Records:

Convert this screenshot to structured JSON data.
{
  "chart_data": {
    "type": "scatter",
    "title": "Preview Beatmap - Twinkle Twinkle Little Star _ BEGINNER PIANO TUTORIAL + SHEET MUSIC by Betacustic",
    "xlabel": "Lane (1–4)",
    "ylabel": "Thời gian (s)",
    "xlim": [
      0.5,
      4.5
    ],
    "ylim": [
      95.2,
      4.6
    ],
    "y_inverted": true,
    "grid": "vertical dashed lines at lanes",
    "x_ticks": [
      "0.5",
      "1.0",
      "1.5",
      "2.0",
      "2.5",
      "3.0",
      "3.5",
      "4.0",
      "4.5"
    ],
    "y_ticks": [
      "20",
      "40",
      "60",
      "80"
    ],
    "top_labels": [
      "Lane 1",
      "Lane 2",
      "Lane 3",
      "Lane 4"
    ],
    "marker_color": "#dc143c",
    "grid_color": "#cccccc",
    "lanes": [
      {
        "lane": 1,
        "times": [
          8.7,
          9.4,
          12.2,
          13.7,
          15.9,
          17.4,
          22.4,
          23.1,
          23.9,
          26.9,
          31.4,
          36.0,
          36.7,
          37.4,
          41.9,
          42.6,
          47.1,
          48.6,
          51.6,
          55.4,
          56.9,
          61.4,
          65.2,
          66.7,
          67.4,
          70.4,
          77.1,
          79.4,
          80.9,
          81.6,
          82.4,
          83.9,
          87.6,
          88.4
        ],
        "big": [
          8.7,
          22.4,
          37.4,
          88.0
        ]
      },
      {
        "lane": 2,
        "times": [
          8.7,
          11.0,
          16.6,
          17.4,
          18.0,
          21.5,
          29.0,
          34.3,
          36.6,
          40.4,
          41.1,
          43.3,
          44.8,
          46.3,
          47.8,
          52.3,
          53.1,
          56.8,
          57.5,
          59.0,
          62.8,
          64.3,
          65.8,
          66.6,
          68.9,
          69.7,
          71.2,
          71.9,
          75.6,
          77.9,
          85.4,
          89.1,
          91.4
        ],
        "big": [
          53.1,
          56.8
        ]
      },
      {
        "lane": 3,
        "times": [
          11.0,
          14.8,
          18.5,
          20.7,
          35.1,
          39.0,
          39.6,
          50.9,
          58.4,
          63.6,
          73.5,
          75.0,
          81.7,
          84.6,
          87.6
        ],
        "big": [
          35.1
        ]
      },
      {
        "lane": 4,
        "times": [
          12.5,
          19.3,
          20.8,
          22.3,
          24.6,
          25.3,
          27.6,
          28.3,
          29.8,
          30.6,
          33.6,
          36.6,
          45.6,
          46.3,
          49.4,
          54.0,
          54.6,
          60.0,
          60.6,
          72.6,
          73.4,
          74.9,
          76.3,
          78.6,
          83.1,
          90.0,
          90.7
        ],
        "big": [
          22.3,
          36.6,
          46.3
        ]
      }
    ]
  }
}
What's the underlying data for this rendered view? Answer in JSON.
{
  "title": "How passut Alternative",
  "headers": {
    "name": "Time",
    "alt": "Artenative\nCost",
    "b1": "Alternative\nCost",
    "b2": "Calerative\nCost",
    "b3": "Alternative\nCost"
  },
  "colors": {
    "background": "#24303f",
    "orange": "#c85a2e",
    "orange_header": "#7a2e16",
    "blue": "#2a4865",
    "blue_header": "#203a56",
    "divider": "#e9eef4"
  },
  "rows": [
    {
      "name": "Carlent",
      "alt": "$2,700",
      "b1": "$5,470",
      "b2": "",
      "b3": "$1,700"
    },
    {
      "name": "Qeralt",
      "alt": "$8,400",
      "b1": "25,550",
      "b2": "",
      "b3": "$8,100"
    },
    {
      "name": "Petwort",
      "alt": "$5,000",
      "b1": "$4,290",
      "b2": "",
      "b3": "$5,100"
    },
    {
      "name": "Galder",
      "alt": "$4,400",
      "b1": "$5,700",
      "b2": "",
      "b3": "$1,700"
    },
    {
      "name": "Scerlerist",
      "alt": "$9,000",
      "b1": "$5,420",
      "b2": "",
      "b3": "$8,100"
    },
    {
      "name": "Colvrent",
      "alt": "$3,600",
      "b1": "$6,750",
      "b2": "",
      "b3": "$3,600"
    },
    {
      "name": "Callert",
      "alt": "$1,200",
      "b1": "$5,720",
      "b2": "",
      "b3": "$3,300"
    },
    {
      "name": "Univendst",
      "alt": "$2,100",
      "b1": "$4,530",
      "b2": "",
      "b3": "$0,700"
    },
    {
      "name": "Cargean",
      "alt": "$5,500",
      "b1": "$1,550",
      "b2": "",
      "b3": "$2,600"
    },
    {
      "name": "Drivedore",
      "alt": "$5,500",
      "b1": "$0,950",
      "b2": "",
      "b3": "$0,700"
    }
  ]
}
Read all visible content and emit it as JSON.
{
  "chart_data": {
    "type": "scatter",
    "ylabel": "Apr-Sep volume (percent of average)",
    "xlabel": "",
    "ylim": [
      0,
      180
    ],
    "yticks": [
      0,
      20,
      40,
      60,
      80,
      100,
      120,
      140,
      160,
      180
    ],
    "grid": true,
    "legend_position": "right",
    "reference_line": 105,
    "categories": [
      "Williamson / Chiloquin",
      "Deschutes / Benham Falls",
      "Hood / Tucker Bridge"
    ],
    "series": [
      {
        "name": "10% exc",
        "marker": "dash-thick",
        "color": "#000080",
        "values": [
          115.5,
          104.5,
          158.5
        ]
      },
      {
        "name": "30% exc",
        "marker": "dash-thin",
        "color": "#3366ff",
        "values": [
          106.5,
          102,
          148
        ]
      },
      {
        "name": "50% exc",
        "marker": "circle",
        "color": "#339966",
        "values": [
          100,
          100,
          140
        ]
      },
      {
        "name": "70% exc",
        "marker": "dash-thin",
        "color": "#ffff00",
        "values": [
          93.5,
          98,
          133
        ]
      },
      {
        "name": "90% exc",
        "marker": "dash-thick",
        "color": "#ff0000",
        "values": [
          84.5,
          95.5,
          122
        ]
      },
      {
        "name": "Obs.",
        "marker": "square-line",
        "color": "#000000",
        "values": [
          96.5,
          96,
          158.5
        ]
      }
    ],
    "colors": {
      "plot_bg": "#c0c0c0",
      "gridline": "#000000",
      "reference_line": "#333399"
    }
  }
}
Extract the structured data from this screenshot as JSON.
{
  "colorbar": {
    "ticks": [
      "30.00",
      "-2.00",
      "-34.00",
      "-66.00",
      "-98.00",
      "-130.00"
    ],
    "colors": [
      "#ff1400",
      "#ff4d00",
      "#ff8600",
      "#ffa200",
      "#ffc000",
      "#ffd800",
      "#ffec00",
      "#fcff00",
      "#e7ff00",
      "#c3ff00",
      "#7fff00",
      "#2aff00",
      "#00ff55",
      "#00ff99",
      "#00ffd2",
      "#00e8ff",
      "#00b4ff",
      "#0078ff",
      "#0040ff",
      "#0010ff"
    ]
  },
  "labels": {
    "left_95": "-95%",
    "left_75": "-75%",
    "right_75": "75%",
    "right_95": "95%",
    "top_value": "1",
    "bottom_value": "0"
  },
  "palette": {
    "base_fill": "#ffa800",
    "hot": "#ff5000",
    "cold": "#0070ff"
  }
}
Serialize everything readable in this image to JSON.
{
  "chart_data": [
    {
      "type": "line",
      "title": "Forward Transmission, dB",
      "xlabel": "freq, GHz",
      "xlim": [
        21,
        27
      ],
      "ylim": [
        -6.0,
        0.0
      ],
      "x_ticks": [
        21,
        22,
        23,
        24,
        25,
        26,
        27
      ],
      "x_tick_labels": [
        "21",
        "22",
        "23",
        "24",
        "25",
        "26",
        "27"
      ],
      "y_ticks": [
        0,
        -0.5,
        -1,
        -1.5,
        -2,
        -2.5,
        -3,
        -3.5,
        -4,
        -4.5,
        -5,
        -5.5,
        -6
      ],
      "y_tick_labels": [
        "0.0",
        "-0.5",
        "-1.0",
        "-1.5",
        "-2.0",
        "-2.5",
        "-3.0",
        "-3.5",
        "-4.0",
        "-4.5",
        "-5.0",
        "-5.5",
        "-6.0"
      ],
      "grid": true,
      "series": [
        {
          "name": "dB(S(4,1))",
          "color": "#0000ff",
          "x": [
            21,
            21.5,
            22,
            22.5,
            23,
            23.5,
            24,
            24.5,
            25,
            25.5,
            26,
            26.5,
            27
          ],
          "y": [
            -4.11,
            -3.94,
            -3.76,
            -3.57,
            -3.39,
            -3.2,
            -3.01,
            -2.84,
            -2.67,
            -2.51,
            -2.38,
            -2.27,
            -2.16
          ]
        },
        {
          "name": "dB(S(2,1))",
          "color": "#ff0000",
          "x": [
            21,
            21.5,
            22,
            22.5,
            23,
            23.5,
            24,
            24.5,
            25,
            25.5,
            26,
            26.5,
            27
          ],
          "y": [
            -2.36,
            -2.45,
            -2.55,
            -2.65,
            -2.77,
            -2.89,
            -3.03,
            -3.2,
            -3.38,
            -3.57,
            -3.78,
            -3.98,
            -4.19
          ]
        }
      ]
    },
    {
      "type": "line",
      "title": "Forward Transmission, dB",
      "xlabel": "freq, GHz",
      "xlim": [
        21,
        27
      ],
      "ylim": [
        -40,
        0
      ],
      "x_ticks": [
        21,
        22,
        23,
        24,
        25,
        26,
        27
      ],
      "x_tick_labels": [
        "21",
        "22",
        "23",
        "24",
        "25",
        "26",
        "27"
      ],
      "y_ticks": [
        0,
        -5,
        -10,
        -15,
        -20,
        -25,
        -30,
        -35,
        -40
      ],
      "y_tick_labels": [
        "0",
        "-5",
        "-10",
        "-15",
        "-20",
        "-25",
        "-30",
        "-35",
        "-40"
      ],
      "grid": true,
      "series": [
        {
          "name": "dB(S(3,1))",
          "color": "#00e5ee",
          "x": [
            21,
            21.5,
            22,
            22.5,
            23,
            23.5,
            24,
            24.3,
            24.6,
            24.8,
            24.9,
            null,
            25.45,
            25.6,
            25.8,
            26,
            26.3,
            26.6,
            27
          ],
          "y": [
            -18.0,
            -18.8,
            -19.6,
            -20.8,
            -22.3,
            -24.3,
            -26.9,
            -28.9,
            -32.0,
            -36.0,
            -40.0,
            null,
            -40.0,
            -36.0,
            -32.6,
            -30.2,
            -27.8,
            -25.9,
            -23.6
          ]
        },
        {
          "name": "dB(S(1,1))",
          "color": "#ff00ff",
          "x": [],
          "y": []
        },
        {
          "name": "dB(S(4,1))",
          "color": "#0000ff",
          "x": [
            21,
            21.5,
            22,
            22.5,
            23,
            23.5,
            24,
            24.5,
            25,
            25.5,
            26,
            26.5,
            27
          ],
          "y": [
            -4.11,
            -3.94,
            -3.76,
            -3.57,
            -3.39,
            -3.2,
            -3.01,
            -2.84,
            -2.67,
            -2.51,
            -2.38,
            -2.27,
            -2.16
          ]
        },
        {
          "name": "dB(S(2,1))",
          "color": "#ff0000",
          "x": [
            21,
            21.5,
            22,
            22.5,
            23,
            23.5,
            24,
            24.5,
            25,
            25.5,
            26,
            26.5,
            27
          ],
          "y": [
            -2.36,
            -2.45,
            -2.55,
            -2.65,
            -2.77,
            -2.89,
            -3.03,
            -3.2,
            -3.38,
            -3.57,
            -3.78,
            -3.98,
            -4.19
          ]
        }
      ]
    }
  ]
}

▸ **Given instruction**:
List each line of the records that holds the string "structured".

▸ **The solution**:
Convert this screenshot to structured JSON data.
Extract the structured data from this screenshot as JSON.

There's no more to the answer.